— Start —

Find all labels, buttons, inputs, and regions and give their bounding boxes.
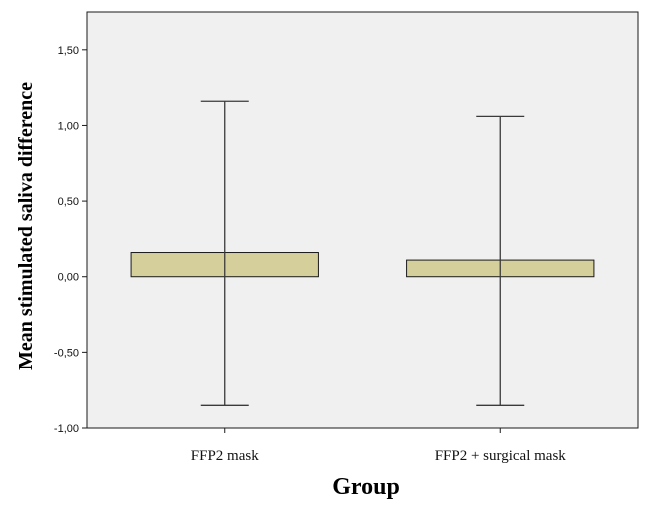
y-tick-label: -1,00: [54, 423, 79, 435]
y-tick-label: -0,50: [54, 347, 79, 359]
x-tick-label: FFP2 mask: [191, 448, 259, 464]
x-tick-label: FFP2 + surgical mask: [435, 448, 567, 464]
y-axis: -1,00 -0,50 0,00 0,50 1,00 1,50: [54, 45, 87, 435]
x-axis-title: Group: [332, 474, 400, 500]
x-axis: FFP2 mask FFP2 + surgical mask: [191, 428, 567, 464]
y-tick-label: 1,00: [58, 120, 79, 132]
y-tick-label: 0,50: [58, 196, 79, 208]
y-tick-label: 1,50: [58, 45, 79, 57]
error-bars-group: [200, 100, 525, 406]
plot-area: [86, 11, 639, 429]
y-tick-label: 0,00: [58, 272, 79, 284]
y-axis-title: Mean stimulated saliva difference: [15, 82, 37, 370]
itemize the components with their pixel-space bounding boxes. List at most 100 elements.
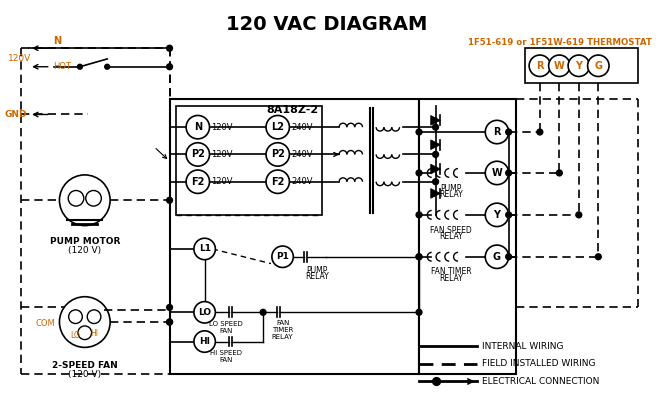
- Text: P2: P2: [271, 150, 285, 160]
- Text: G: G: [594, 61, 602, 71]
- Text: N: N: [54, 36, 62, 46]
- Circle shape: [485, 120, 509, 144]
- Text: RELAY: RELAY: [440, 233, 463, 241]
- Circle shape: [186, 143, 210, 166]
- Text: 1F51-619 or 1F51W-619 THERMOSTAT: 1F51-619 or 1F51W-619 THERMOSTAT: [468, 38, 653, 47]
- Text: FAN: FAN: [219, 328, 232, 334]
- Circle shape: [537, 129, 543, 135]
- Text: Y: Y: [494, 210, 500, 220]
- Text: FAN SPEED: FAN SPEED: [430, 225, 472, 235]
- Circle shape: [186, 116, 210, 139]
- Text: 240V: 240V: [291, 150, 313, 159]
- Circle shape: [485, 203, 509, 227]
- Text: P1: P1: [276, 252, 289, 261]
- Circle shape: [485, 161, 509, 185]
- Text: GND: GND: [5, 110, 27, 119]
- Circle shape: [433, 124, 438, 130]
- Circle shape: [167, 319, 172, 325]
- Circle shape: [167, 64, 172, 70]
- Polygon shape: [431, 116, 440, 125]
- Text: LO SPEED: LO SPEED: [209, 321, 243, 327]
- Text: FAN TIMER: FAN TIMER: [431, 267, 472, 277]
- Circle shape: [416, 129, 422, 135]
- Text: G: G: [493, 252, 501, 262]
- Text: 120V: 120V: [212, 123, 233, 132]
- Circle shape: [416, 309, 422, 315]
- Text: W: W: [492, 168, 502, 178]
- Text: 8A18Z-2: 8A18Z-2: [266, 105, 318, 115]
- Circle shape: [416, 254, 422, 260]
- Text: 120V: 120V: [212, 150, 233, 159]
- Text: N: N: [194, 122, 202, 132]
- Text: HI: HI: [199, 337, 210, 346]
- Text: FIELD INSTALLED WIRING: FIELD INSTALLED WIRING: [482, 360, 596, 368]
- Circle shape: [506, 129, 512, 135]
- Circle shape: [194, 331, 215, 352]
- Circle shape: [167, 319, 172, 325]
- Bar: [419, 99, 517, 374]
- Circle shape: [105, 64, 110, 69]
- Text: W: W: [554, 61, 565, 71]
- Text: 120V: 120V: [212, 177, 233, 186]
- Bar: [170, 99, 419, 374]
- Circle shape: [167, 197, 172, 203]
- Text: R: R: [493, 127, 500, 137]
- Polygon shape: [431, 140, 440, 150]
- Circle shape: [416, 254, 422, 260]
- Text: P2: P2: [191, 150, 205, 160]
- Circle shape: [485, 245, 509, 269]
- Text: F2: F2: [191, 177, 204, 187]
- Circle shape: [60, 175, 110, 225]
- Circle shape: [272, 246, 293, 267]
- Circle shape: [433, 378, 440, 385]
- Text: 240V: 240V: [291, 123, 313, 132]
- Circle shape: [506, 254, 512, 260]
- Circle shape: [266, 143, 289, 166]
- Text: 2-SPEED FAN: 2-SPEED FAN: [52, 361, 118, 370]
- Polygon shape: [431, 164, 440, 174]
- Bar: [525, 48, 639, 83]
- Circle shape: [167, 305, 172, 310]
- Text: (120 V): (120 V): [68, 246, 101, 255]
- Circle shape: [78, 64, 82, 69]
- Text: 120V: 120V: [8, 54, 31, 63]
- Text: HI SPEED: HI SPEED: [210, 350, 242, 356]
- Circle shape: [194, 238, 215, 260]
- Text: TIMER: TIMER: [272, 327, 293, 333]
- Text: RELAY: RELAY: [440, 191, 463, 199]
- Text: PUMP MOTOR: PUMP MOTOR: [50, 237, 120, 246]
- Text: 240V: 240V: [291, 177, 313, 186]
- Text: HI: HI: [90, 329, 98, 338]
- Circle shape: [596, 254, 601, 260]
- Text: RELAY: RELAY: [305, 272, 328, 281]
- Circle shape: [588, 55, 609, 77]
- Text: HOT: HOT: [54, 62, 72, 71]
- Text: LO: LO: [198, 308, 211, 317]
- Circle shape: [433, 152, 438, 158]
- Circle shape: [568, 55, 590, 77]
- Bar: [176, 106, 322, 215]
- Text: FAN: FAN: [276, 320, 289, 326]
- Text: COM: COM: [36, 320, 56, 328]
- Circle shape: [194, 302, 215, 323]
- Text: RELAY: RELAY: [272, 334, 293, 340]
- Circle shape: [506, 170, 512, 176]
- Circle shape: [529, 55, 551, 77]
- Circle shape: [506, 212, 512, 218]
- Circle shape: [433, 179, 438, 185]
- Text: (120 V): (120 V): [68, 370, 101, 379]
- Circle shape: [266, 116, 289, 139]
- Circle shape: [167, 45, 172, 51]
- Text: F2: F2: [271, 177, 284, 187]
- Circle shape: [416, 170, 422, 176]
- Text: INTERNAL WIRING: INTERNAL WIRING: [482, 342, 564, 351]
- Text: ELECTRICAL CONNECTION: ELECTRICAL CONNECTION: [482, 377, 600, 386]
- Text: FAN: FAN: [219, 357, 232, 363]
- Text: Y: Y: [576, 61, 582, 71]
- Text: RELAY: RELAY: [440, 274, 463, 283]
- Text: L1: L1: [198, 244, 210, 253]
- Circle shape: [556, 170, 562, 176]
- Text: LO: LO: [70, 331, 80, 340]
- Circle shape: [260, 309, 266, 315]
- Circle shape: [266, 170, 289, 194]
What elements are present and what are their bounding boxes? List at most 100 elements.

— End —

## Instruction
Copy all of the items above word for word, keeping every line but leaving out the pictures.

## Solution to this problem
Find all labels, buttons, inputs, and regions and give their bounding boxes.
y-tick-label: -1,00: [54, 423, 79, 435]
y-tick-label: -0,50: [54, 347, 79, 359]
x-tick-label: FFP2 mask: [191, 448, 259, 464]
x-tick-label: FFP2 + surgical mask: [435, 448, 567, 464]
y-axis: -1,00 -0,50 0,00 0,50 1,00 1,50: [54, 45, 87, 435]
x-axis-title: Group: [332, 474, 400, 500]
x-axis: FFP2 mask FFP2 + surgical mask: [191, 428, 567, 464]
y-tick-label: 1,00: [58, 120, 79, 132]
y-tick-label: 0,50: [58, 196, 79, 208]
y-tick-label: 1,50: [58, 45, 79, 57]
error-bars-group: [200, 100, 525, 406]
plot-area: [86, 11, 639, 429]
y-tick-label: 0,00: [58, 272, 79, 284]
y-axis-title: Mean stimulated saliva difference: [15, 82, 37, 370]
itemize the components with their pixel-space bounding boxes. List at most 100 elements.
- Text: P2: P2: [271, 150, 285, 160]
- Text: G: G: [594, 61, 602, 71]
- Text: N: N: [54, 36, 62, 46]
- Circle shape: [485, 120, 509, 144]
- Text: RELAY: RELAY: [440, 233, 463, 241]
- Circle shape: [186, 143, 210, 166]
- Text: 1F51-619 or 1F51W-619 THERMOSTAT: 1F51-619 or 1F51W-619 THERMOSTAT: [468, 38, 653, 47]
- Text: FAN: FAN: [219, 328, 232, 334]
- Circle shape: [537, 129, 543, 135]
- Text: Y: Y: [494, 210, 500, 220]
- Text: FAN SPEED: FAN SPEED: [430, 225, 472, 235]
- Circle shape: [186, 116, 210, 139]
- Text: 240V: 240V: [291, 150, 313, 159]
- Circle shape: [485, 203, 509, 227]
- Text: P1: P1: [276, 252, 289, 261]
- Circle shape: [485, 161, 509, 185]
- Text: GND: GND: [5, 110, 27, 119]
- Circle shape: [433, 124, 438, 130]
- Circle shape: [167, 319, 172, 325]
- Circle shape: [167, 64, 172, 70]
- Polygon shape: [431, 116, 440, 125]
- Text: LO SPEED: LO SPEED: [209, 321, 243, 327]
- Text: FAN TIMER: FAN TIMER: [431, 267, 472, 277]
- Circle shape: [416, 129, 422, 135]
- Text: G: G: [493, 252, 501, 262]
- Text: 120V: 120V: [212, 123, 233, 132]
- Circle shape: [416, 309, 422, 315]
- Text: W: W: [492, 168, 502, 178]
- Text: 8A18Z-2: 8A18Z-2: [266, 105, 318, 115]
- Circle shape: [416, 254, 422, 260]
- Text: 120V: 120V: [212, 150, 233, 159]
- Text: N: N: [194, 122, 202, 132]
- Text: HI: HI: [199, 337, 210, 346]
- Text: FIELD INSTALLED WIRING: FIELD INSTALLED WIRING: [482, 360, 596, 368]
- Circle shape: [506, 129, 512, 135]
- Circle shape: [194, 331, 215, 352]
- Circle shape: [167, 319, 172, 325]
- Bar: [419, 99, 517, 374]
- Circle shape: [105, 64, 110, 69]
- Text: W: W: [554, 61, 565, 71]
- Text: 120V: 120V: [212, 177, 233, 186]
- Bar: [170, 99, 419, 374]
- Circle shape: [167, 197, 172, 203]
- Text: R: R: [493, 127, 500, 137]
- Polygon shape: [431, 140, 440, 150]
- Circle shape: [416, 254, 422, 260]
- Text: P2: P2: [191, 150, 205, 160]
- Circle shape: [485, 245, 509, 269]
- Text: F2: F2: [191, 177, 204, 187]
- Circle shape: [60, 175, 110, 225]
- Circle shape: [272, 246, 293, 267]
- Circle shape: [433, 378, 440, 385]
- Text: 240V: 240V: [291, 123, 313, 132]
- Circle shape: [506, 254, 512, 260]
- Circle shape: [266, 143, 289, 166]
- Text: 2-SPEED FAN: 2-SPEED FAN: [52, 361, 118, 370]
- Polygon shape: [431, 164, 440, 174]
- Bar: [525, 48, 639, 83]
- Circle shape: [167, 305, 172, 310]
- Text: (120 V): (120 V): [68, 246, 101, 255]
- Circle shape: [78, 64, 82, 69]
- Text: 120V: 120V: [8, 54, 31, 63]
- Text: HI SPEED: HI SPEED: [210, 350, 242, 356]
- Circle shape: [194, 238, 215, 260]
- Text: TIMER: TIMER: [272, 327, 293, 333]
- Text: RELAY: RELAY: [440, 191, 463, 199]
- Text: PUMP MOTOR: PUMP MOTOR: [50, 237, 120, 246]
- Text: 240V: 240V: [291, 177, 313, 186]
- Text: HI: HI: [90, 329, 98, 338]
- Circle shape: [596, 254, 601, 260]
- Text: RELAY: RELAY: [305, 272, 328, 281]
- Circle shape: [588, 55, 609, 77]
- Text: HOT: HOT: [54, 62, 72, 71]
- Text: LO: LO: [198, 308, 211, 317]
- Circle shape: [433, 152, 438, 158]
- Circle shape: [568, 55, 590, 77]
- Bar: [176, 106, 322, 215]
- Text: FAN: FAN: [276, 320, 289, 326]
- Text: COM: COM: [36, 320, 56, 328]
- Circle shape: [194, 302, 215, 323]
- Text: RELAY: RELAY: [272, 334, 293, 340]
- Circle shape: [506, 170, 512, 176]
- Circle shape: [529, 55, 551, 77]
- Circle shape: [506, 212, 512, 218]
- Circle shape: [433, 179, 438, 185]
- Text: (120 V): (120 V): [68, 370, 101, 379]
- Circle shape: [266, 116, 289, 139]
- Circle shape: [167, 45, 172, 51]
- Text: F2: F2: [271, 177, 284, 187]
- Circle shape: [416, 170, 422, 176]
- Text: INTERNAL WIRING: INTERNAL WIRING: [482, 342, 564, 351]
- Text: ELECTRICAL CONNECTION: ELECTRICAL CONNECTION: [482, 377, 600, 386]
- Text: FAN: FAN: [219, 357, 232, 363]
- Text: Y: Y: [576, 61, 582, 71]
- Text: RELAY: RELAY: [440, 274, 463, 283]
- Text: L1: L1: [198, 244, 210, 253]
- Circle shape: [556, 170, 562, 176]
- Text: LO: LO: [70, 331, 80, 340]
- Circle shape: [260, 309, 266, 315]
- Circle shape: [266, 170, 289, 194]
What elements are present and what are their bounding boxes? List at most 100 elements.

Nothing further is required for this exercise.